▸ LISTING
* * * * * * *
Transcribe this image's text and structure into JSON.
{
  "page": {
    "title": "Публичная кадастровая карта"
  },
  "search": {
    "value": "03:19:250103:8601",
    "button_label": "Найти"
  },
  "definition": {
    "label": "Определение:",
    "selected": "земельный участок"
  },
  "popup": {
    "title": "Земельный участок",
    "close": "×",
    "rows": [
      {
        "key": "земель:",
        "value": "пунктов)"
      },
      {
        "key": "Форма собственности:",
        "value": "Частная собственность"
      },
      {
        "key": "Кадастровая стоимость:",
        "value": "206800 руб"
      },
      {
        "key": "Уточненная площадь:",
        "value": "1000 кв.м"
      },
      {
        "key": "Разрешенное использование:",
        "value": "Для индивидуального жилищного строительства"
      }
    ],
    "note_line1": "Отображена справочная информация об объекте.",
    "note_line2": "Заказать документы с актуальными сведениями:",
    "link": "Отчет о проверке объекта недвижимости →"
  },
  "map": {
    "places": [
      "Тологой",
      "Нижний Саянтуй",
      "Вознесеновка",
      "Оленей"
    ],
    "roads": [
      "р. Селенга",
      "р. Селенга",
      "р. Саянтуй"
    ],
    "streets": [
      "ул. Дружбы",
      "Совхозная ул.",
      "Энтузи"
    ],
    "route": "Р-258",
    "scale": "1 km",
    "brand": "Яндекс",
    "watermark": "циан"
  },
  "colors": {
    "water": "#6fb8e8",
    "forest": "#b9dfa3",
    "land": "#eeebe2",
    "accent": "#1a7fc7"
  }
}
* * * * * * *
▸ TASK INSTRUCTIONS
Give an exact repetition of all the material.

▸ IN RESPONSE
Transcribe this image's text and structure into JSON.
{
  "page": {
    "title": "Публичная кадастровая карта"
  },
  "search": {
    "value": "03:19:250103:8601",
    "button_label": "Найти"
  },
  "definition": {
    "label": "Определение:",
    "selected": "земельный участок"
  },
  "popup": {
    "title": "Земельный участок",
    "close": "×",
    "rows": [
      {
        "key": "земель:",
        "value": "пунктов)"
      },
      {
        "key": "Форма собственности:",
        "value": "Частная собственность"
      },
      {
        "key": "Кадастровая стоимость:",
        "value": "206800 руб"
      },
      {
        "key": "Уточненная площадь:",
        "value": "1000 кв.м"
      },
      {
        "key": "Разрешенное использование:",
        "value": "Для индивидуального жилищного строительства"
      }
    ],
    "note_line1": "Отображена справочная информация об объекте.",
    "note_line2": "Заказать документы с актуальными сведениями:",
    "link": "Отчет о проверке объекта недвижимости →"
  },
  "map": {
    "places": [
      "Тологой",
      "Нижний Саянтуй",
      "Вознесеновка",
      "Оленей"
    ],
    "roads": [
      "р. Селенга",
      "р. Селенга",
      "р. Саянтуй"
    ],
    "streets": [
      "ул. Дружбы",
      "Совхозная ул.",
      "Энтузи"
    ],
    "route": "Р-258",
    "scale": "1 km",
    "brand": "Яндекс",
    "watermark": "циан"
  },
  "colors": {
    "water": "#6fb8e8",
    "forest": "#b9dfa3",
    "land": "#eeebe2",
    "accent": "#1a7fc7"
  }
}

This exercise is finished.